# GOAL:
All entries should be output exactly as they stand.

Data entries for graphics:
⟨

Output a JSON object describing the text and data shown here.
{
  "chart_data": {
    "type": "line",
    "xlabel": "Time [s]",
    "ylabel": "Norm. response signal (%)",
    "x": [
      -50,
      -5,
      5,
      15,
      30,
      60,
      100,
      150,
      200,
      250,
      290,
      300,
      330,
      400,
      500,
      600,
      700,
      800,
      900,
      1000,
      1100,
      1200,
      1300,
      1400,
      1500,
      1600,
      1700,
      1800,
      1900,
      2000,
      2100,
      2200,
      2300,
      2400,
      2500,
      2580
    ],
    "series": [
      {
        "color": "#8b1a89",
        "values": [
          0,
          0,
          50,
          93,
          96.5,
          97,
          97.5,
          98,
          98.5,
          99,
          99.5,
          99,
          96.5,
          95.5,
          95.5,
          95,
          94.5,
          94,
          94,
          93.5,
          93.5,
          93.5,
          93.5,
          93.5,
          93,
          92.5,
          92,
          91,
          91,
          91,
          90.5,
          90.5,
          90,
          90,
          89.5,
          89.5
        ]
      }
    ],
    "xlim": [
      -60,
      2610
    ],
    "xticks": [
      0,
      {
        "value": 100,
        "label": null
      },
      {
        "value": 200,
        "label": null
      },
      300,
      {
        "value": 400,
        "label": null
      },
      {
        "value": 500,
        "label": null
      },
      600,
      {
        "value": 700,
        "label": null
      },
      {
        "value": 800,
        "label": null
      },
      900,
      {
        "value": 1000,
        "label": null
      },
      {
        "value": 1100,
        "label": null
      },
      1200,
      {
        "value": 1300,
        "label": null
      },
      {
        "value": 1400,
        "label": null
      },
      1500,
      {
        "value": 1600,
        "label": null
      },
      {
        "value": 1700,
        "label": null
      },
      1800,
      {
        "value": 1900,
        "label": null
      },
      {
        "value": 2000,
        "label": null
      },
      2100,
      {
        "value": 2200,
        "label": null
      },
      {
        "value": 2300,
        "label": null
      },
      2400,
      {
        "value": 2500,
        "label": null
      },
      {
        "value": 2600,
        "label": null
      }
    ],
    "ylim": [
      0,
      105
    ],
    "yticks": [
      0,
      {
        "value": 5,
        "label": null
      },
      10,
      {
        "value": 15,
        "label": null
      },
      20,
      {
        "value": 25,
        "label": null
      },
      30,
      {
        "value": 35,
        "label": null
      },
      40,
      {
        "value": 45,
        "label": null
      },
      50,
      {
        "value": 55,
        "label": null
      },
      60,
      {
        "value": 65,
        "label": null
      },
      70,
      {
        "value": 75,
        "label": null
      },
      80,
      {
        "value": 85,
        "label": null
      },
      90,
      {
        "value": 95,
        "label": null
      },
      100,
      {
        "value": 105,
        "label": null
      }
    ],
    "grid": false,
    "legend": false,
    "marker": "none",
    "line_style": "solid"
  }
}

⟩

# THE OUTPUT:
Output a JSON object describing the text and data shown here.
{
  "chart_data": {
    "type": "line",
    "xlabel": "Time [s]",
    "ylabel": "Norm. response signal (%)",
    "x": [
      -50,
      -5,
      5,
      15,
      30,
      60,
      100,
      150,
      200,
      250,
      290,
      300,
      330,
      400,
      500,
      600,
      700,
      800,
      900,
      1000,
      1100,
      1200,
      1300,
      1400,
      1500,
      1600,
      1700,
      1800,
      1900,
      2000,
      2100,
      2200,
      2300,
      2400,
      2500,
      2580
    ],
    "series": [
      {
        "color": "#8b1a89",
        "values": [
          0,
          0,
          50,
          93,
          96.5,
          97,
          97.5,
          98,
          98.5,
          99,
          99.5,
          99,
          96.5,
          95.5,
          95.5,
          95,
          94.5,
          94,
          94,
          93.5,
          93.5,
          93.5,
          93.5,
          93.5,
          93,
          92.5,
          92,
          91,
          91,
          91,
          90.5,
          90.5,
          90,
          90,
          89.5,
          89.5
        ]
      }
    ],
    "xlim": [
      -60,
      2610
    ],
    "xticks": [
      0,
      {
        "value": 100,
        "label": null
      },
      {
        "value": 200,
        "label": null
      },
      300,
      {
        "value": 400,
        "label": null
      },
      {
        "value": 500,
        "label": null
      },
      600,
      {
        "value": 700,
        "label": null
      },
      {
        "value": 800,
        "label": null
      },
      900,
      {
        "value": 1000,
        "label": null
      },
      {
        "value": 1100,
        "label": null
      },
      1200,
      {
        "value": 1300,
        "label": null
      },
      {
        "value": 1400,
        "label": null
      },
      1500,
      {
        "value": 1600,
        "label": null
      },
      {
        "value": 1700,
        "label": null
      },
      1800,
      {
        "value": 1900,
        "label": null
      },
      {
        "value": 2000,
        "label": null
      },
      2100,
      {
        "value": 2200,
        "label": null
      },
      {
        "value": 2300,
        "label": null
      },
      2400,
      {
        "value": 2500,
        "label": null
      },
      {
        "value": 2600,
        "label": null
      }
    ],
    "ylim": [
      0,
      105
    ],
    "yticks": [
      0,
      {
        "value": 5,
        "label": null
      },
      10,
      {
        "value": 15,
        "label": null
      },
      20,
      {
        "value": 25,
        "label": null
      },
      30,
      {
        "value": 35,
        "label": null
      },
      40,
      {
        "value": 45,
        "label": null
      },
      50,
      {
        "value": 55,
        "label": null
      },
      60,
      {
        "value": 65,
        "label": null
      },
      70,
      {
        "value": 75,
        "label": null
      },
      80,
      {
        "value": 85,
        "label": null
      },
      90,
      {
        "value": 95,
        "label": null
      },
      100,
      {
        "value": 105,
        "label": null
      }
    ],
    "grid": false,
    "legend": false,
    "marker": "none",
    "line_style": "solid"
  }
}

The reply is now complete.